_Requirements_: Collect every line of the records below that contains the word "通过此次深刻的检讨".

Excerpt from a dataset
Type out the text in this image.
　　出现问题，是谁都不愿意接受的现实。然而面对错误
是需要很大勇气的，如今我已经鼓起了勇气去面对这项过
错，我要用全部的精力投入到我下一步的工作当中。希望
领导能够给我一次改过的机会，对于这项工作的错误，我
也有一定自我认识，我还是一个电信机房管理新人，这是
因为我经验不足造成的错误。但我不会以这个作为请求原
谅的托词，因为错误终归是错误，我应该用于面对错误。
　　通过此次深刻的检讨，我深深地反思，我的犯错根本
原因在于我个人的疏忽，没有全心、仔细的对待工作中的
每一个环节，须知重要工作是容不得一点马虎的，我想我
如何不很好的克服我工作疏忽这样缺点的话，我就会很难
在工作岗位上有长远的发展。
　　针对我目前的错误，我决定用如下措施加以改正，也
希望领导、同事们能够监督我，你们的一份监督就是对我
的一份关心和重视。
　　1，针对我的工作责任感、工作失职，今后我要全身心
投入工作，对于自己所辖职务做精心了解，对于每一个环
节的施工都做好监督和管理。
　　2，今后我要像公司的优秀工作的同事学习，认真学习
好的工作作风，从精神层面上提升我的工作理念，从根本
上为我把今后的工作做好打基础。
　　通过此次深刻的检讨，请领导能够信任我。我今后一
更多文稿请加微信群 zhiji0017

_Written reply_:
　　通过此次深刻的检讨，我深深地反思，我的犯错根本
　　通过此次深刻的检讨，请领导能够信任我。我今后一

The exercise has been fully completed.